§ **WHAT YOU ARE ASKED TO DO**
Work out how many lines in the data hold the word "title", and reply with that number only.

§ **RECORDS FOR THE EXERCISE**
━━━━━━
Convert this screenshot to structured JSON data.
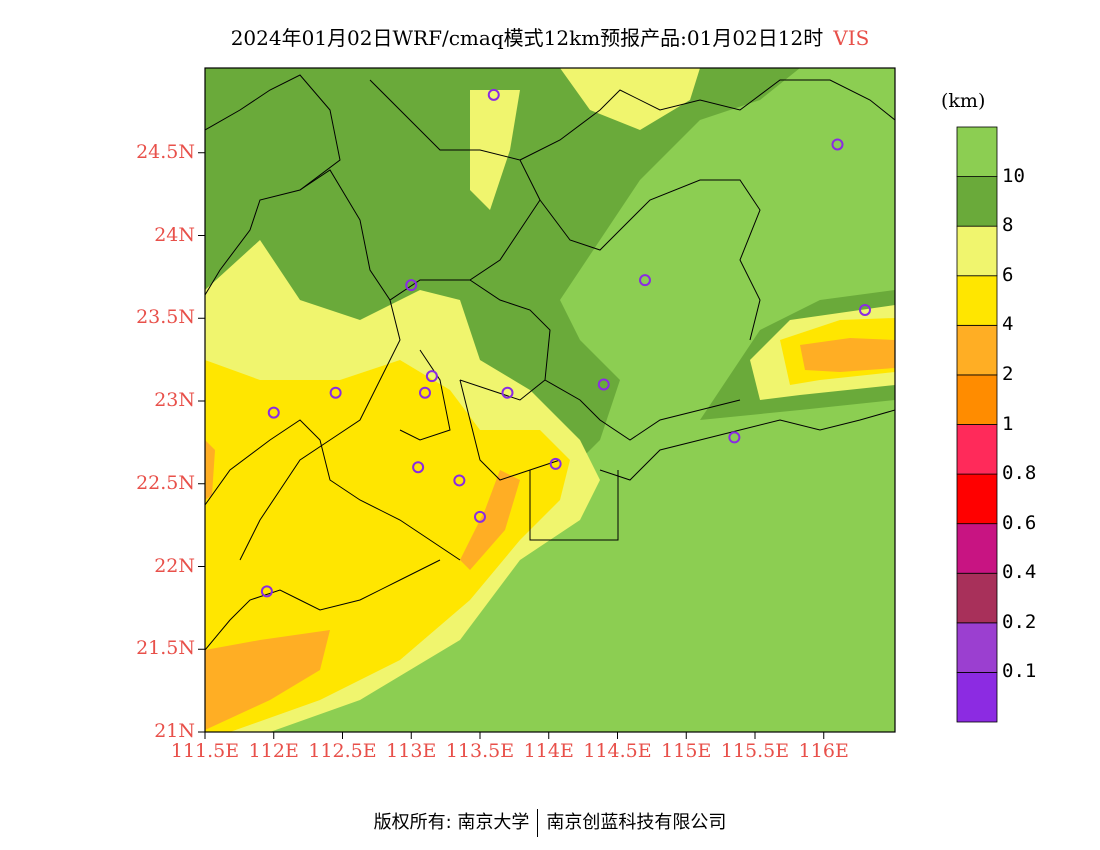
{
  "title": {
    "text": "2024年01月02日WRF/cmaq模式12km预报产品:01月02日12时",
    "variable": "VIS"
  },
  "colorbar": {
    "unit": "(km)",
    "bins": [
      {
        "color": "#8c2be2",
        "label": ""
      },
      {
        "color": "#9b3fd0",
        "label": "0.1"
      },
      {
        "color": "#a8305a",
        "label": "0.2"
      },
      {
        "color": "#c81482",
        "label": "0.4"
      },
      {
        "color": "#ff0000",
        "label": "0.6"
      },
      {
        "color": "#ff2a5a",
        "label": "0.8"
      },
      {
        "color": "#ff8c00",
        "label": "1"
      },
      {
        "color": "#ffae24",
        "label": "2"
      },
      {
        "color": "#ffe600",
        "label": "4"
      },
      {
        "color": "#f0f56e",
        "label": "6"
      },
      {
        "color": "#6aaa3a",
        "label": "8"
      },
      {
        "color": "#8cce52",
        "label": "10"
      }
    ]
  },
  "axes": {
    "lat_labels": [
      "24.5N",
      "24N",
      "23.5N",
      "23N",
      "22.5N",
      "22N",
      "21.5N",
      "21N"
    ],
    "lon_labels": [
      "111.5E",
      "112E",
      "112.5E",
      "113E",
      "113.5E",
      "114E",
      "114.5E",
      "115E",
      "115.5E",
      "116E"
    ]
  },
  "stations": [
    {
      "lon": 113.6,
      "lat": 24.85
    },
    {
      "lon": 116.1,
      "lat": 24.55
    },
    {
      "lon": 114.7,
      "lat": 23.73
    },
    {
      "lon": 113.0,
      "lat": 23.7
    },
    {
      "lon": 116.3,
      "lat": 23.55
    },
    {
      "lon": 113.15,
      "lat": 23.15
    },
    {
      "lon": 112.45,
      "lat": 23.05
    },
    {
      "lon": 113.1,
      "lat": 23.05
    },
    {
      "lon": 113.7,
      "lat": 23.05
    },
    {
      "lon": 114.4,
      "lat": 23.1
    },
    {
      "lon": 112.0,
      "lat": 22.93
    },
    {
      "lon": 115.35,
      "lat": 22.78
    },
    {
      "lon": 113.05,
      "lat": 22.6
    },
    {
      "lon": 114.05,
      "lat": 22.62
    },
    {
      "lon": 113.35,
      "lat": 22.52
    },
    {
      "lon": 113.5,
      "lat": 22.3
    },
    {
      "lon": 111.95,
      "lat": 21.85
    }
  ],
  "footer": {
    "copyright": "版权所有: 南京大学",
    "company": "南京创蓝科技有限公司"
  }
}
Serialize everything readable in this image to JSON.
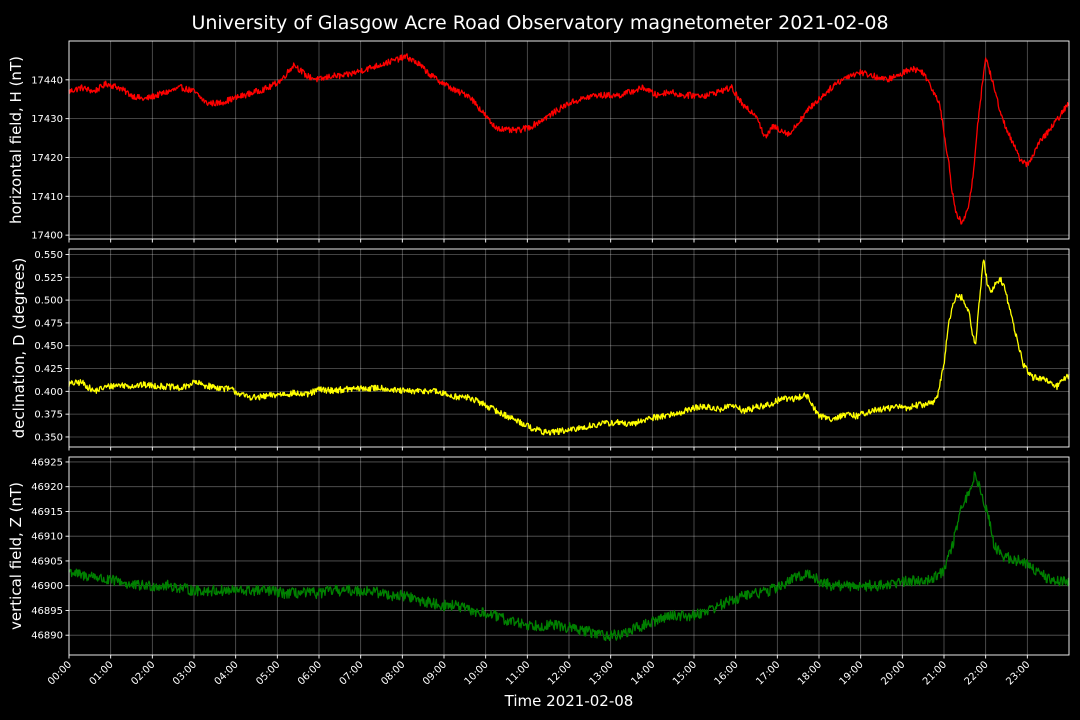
{
  "title": "University of Glasgow Acre Road Observatory magnetometer 2021-02-08",
  "chart_data": {
    "type": "line",
    "title": "University of Glasgow Acre Road Observatory magnetometer 2021-02-08",
    "xlabel": "Time 2021-02-08",
    "x_tick_labels": [
      "00:00",
      "01:00",
      "02:00",
      "03:00",
      "04:00",
      "05:00",
      "06:00",
      "07:00",
      "08:00",
      "09:00",
      "10:00",
      "11:00",
      "12:00",
      "13:00",
      "14:00",
      "15:00",
      "16:00",
      "17:00",
      "18:00",
      "19:00",
      "20:00",
      "21:00",
      "22:00",
      "23:00"
    ],
    "xlim_hours": [
      0,
      24
    ],
    "grid": true,
    "panels": [
      {
        "ylabel": "horizontal field, H (nT)",
        "color": "#ff0000",
        "ylim": [
          17399,
          17450
        ],
        "y_ticks": [
          17400,
          17410,
          17420,
          17430,
          17440
        ],
        "y_tick_labels": [
          "17400",
          "17410",
          "17420",
          "17430",
          "17440"
        ],
        "noise": 0.8,
        "x_hours": [
          0,
          0.3,
          0.6,
          0.9,
          1.2,
          1.5,
          1.8,
          2.1,
          2.4,
          2.7,
          3.0,
          3.3,
          3.6,
          3.9,
          4.2,
          4.5,
          4.8,
          5.1,
          5.4,
          5.7,
          6.0,
          6.3,
          6.6,
          6.9,
          7.2,
          7.5,
          7.8,
          8.1,
          8.4,
          8.7,
          9.0,
          9.3,
          9.6,
          9.9,
          10.2,
          10.5,
          10.8,
          11.1,
          11.4,
          11.7,
          12.0,
          12.3,
          12.6,
          12.9,
          13.2,
          13.5,
          13.8,
          14.1,
          14.4,
          14.7,
          15.0,
          15.3,
          15.6,
          15.9,
          16.2,
          16.5,
          16.7,
          16.9,
          17.1,
          17.3,
          17.5,
          17.8,
          18.1,
          18.4,
          18.7,
          19.0,
          19.3,
          19.6,
          19.9,
          20.2,
          20.5,
          20.7,
          20.9,
          21.0,
          21.1,
          21.2,
          21.3,
          21.45,
          21.6,
          21.7,
          21.8,
          21.9,
          22.0,
          22.2,
          22.4,
          22.6,
          22.8,
          23.0,
          23.3,
          23.6,
          24.0
        ],
        "values": [
          17437,
          17438,
          17437,
          17439,
          17438,
          17436,
          17435,
          17436,
          17437,
          17438,
          17437,
          17434,
          17434,
          17435,
          17436,
          17437,
          17438,
          17440,
          17444,
          17441,
          17440,
          17441,
          17441,
          17442,
          17443,
          17444,
          17445,
          17446,
          17444,
          17441,
          17439,
          17437,
          17436,
          17432,
          17428,
          17427,
          17427,
          17428,
          17430,
          17432,
          17434,
          17435,
          17436,
          17436,
          17436,
          17437,
          17438,
          17436,
          17437,
          17436,
          17436,
          17436,
          17437,
          17438,
          17433,
          17431,
          17425,
          17428,
          17427,
          17426,
          17429,
          17433,
          17436,
          17439,
          17441,
          17442,
          17441,
          17440,
          17441,
          17443,
          17442,
          17438,
          17434,
          17426,
          17420,
          17411,
          17405,
          17403,
          17408,
          17415,
          17428,
          17437,
          17446,
          17438,
          17430,
          17425,
          17420,
          17418,
          17424,
          17428,
          17434
        ]
      },
      {
        "ylabel": "declination, D (degrees)",
        "color": "#ffff00",
        "ylim": [
          0.339,
          0.556
        ],
        "y_ticks": [
          0.35,
          0.375,
          0.4,
          0.425,
          0.45,
          0.475,
          0.5,
          0.525,
          0.55
        ],
        "y_tick_labels": [
          "0.350",
          "0.375",
          "0.400",
          "0.425",
          "0.450",
          "0.475",
          "0.500",
          "0.525",
          "0.550"
        ],
        "noise": 0.0035,
        "x_hours": [
          0,
          0.3,
          0.6,
          0.9,
          1.2,
          1.5,
          1.8,
          2.1,
          2.4,
          2.7,
          3.0,
          3.3,
          3.6,
          3.9,
          4.2,
          4.5,
          4.8,
          5.1,
          5.4,
          5.7,
          6.0,
          6.3,
          6.6,
          6.9,
          7.2,
          7.5,
          7.8,
          8.1,
          8.4,
          8.7,
          9.0,
          9.3,
          9.6,
          9.9,
          10.2,
          10.5,
          10.8,
          11.1,
          11.4,
          11.7,
          12.0,
          12.3,
          12.6,
          12.9,
          13.2,
          13.5,
          13.8,
          14.1,
          14.4,
          14.7,
          15.0,
          15.3,
          15.6,
          15.9,
          16.2,
          16.5,
          16.8,
          17.1,
          17.4,
          17.7,
          18.0,
          18.3,
          18.6,
          18.9,
          19.2,
          19.5,
          19.8,
          20.1,
          20.4,
          20.7,
          20.85,
          21.0,
          21.1,
          21.2,
          21.3,
          21.45,
          21.6,
          21.75,
          21.85,
          21.95,
          22.05,
          22.15,
          22.25,
          22.35,
          22.45,
          22.6,
          22.75,
          22.9,
          23.1,
          23.3,
          23.5,
          23.7,
          24.0
        ],
        "values": [
          0.408,
          0.41,
          0.4,
          0.405,
          0.407,
          0.406,
          0.407,
          0.406,
          0.405,
          0.403,
          0.41,
          0.406,
          0.404,
          0.402,
          0.395,
          0.393,
          0.395,
          0.397,
          0.398,
          0.396,
          0.402,
          0.401,
          0.402,
          0.403,
          0.403,
          0.404,
          0.401,
          0.4,
          0.4,
          0.401,
          0.397,
          0.394,
          0.393,
          0.387,
          0.38,
          0.373,
          0.367,
          0.36,
          0.355,
          0.356,
          0.357,
          0.36,
          0.363,
          0.365,
          0.366,
          0.363,
          0.369,
          0.372,
          0.374,
          0.377,
          0.382,
          0.383,
          0.38,
          0.385,
          0.378,
          0.383,
          0.385,
          0.392,
          0.392,
          0.396,
          0.373,
          0.37,
          0.374,
          0.373,
          0.378,
          0.38,
          0.383,
          0.382,
          0.385,
          0.387,
          0.395,
          0.43,
          0.47,
          0.495,
          0.504,
          0.503,
          0.485,
          0.448,
          0.5,
          0.545,
          0.515,
          0.508,
          0.52,
          0.523,
          0.515,
          0.485,
          0.458,
          0.43,
          0.415,
          0.415,
          0.41,
          0.405,
          0.418
        ]
      },
      {
        "ylabel": "vertical field, Z (nT)",
        "color": "#008000",
        "ylim": [
          46886,
          46926
        ],
        "y_ticks": [
          46890,
          46895,
          46900,
          46905,
          46910,
          46915,
          46920,
          46925
        ],
        "y_tick_labels": [
          "46890",
          "46895",
          "46900",
          "46905",
          "46910",
          "46915",
          "46920",
          "46925"
        ],
        "noise": 1.1,
        "x_hours": [
          0,
          0.3,
          0.6,
          0.9,
          1.2,
          1.5,
          1.8,
          2.1,
          2.4,
          2.7,
          3.0,
          3.3,
          3.6,
          3.9,
          4.2,
          4.5,
          4.8,
          5.1,
          5.4,
          5.7,
          6.0,
          6.3,
          6.6,
          6.9,
          7.2,
          7.5,
          7.8,
          8.1,
          8.4,
          8.7,
          9.0,
          9.3,
          9.6,
          9.9,
          10.2,
          10.5,
          10.8,
          11.1,
          11.4,
          11.7,
          12.0,
          12.3,
          12.6,
          12.9,
          13.2,
          13.5,
          13.8,
          14.1,
          14.4,
          14.7,
          15.0,
          15.3,
          15.6,
          15.9,
          16.2,
          16.5,
          16.8,
          17.1,
          17.4,
          17.7,
          18.0,
          18.3,
          18.6,
          18.9,
          19.2,
          19.5,
          19.8,
          20.1,
          20.4,
          20.7,
          21.0,
          21.2,
          21.4,
          21.6,
          21.75,
          21.9,
          22.05,
          22.2,
          22.4,
          22.6,
          22.8,
          23.0,
          23.2,
          23.4,
          23.6,
          24.0
        ],
        "values": [
          46903,
          46902,
          46902,
          46901,
          46901,
          46900,
          46900,
          46900,
          46900,
          46899.5,
          46899,
          46899,
          46899,
          46899,
          46899,
          46899,
          46899,
          46898.5,
          46898.5,
          46898.5,
          46898.5,
          46899,
          46899,
          46899,
          46899,
          46898.5,
          46898,
          46898,
          46897,
          46896.5,
          46896,
          46896,
          46895,
          46894.5,
          46894,
          46893,
          46892.5,
          46892,
          46892,
          46892,
          46891.5,
          46891,
          46890.5,
          46890,
          46890,
          46891,
          46892,
          46893,
          46894,
          46894,
          46894,
          46895,
          46896,
          46897,
          46898,
          46898.5,
          46899,
          46900,
          46901.5,
          46902.5,
          46901,
          46900,
          46900,
          46900,
          46900,
          46900,
          46900.5,
          46901,
          46901,
          46901.5,
          46903,
          46908,
          46915,
          46919,
          46923,
          46918,
          46915,
          46908,
          46906,
          46905.5,
          46905,
          46904.5,
          46903,
          46902,
          46901,
          46901
        ]
      }
    ]
  }
}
━━━━━━
§ **COMPLETE ANSWER**
3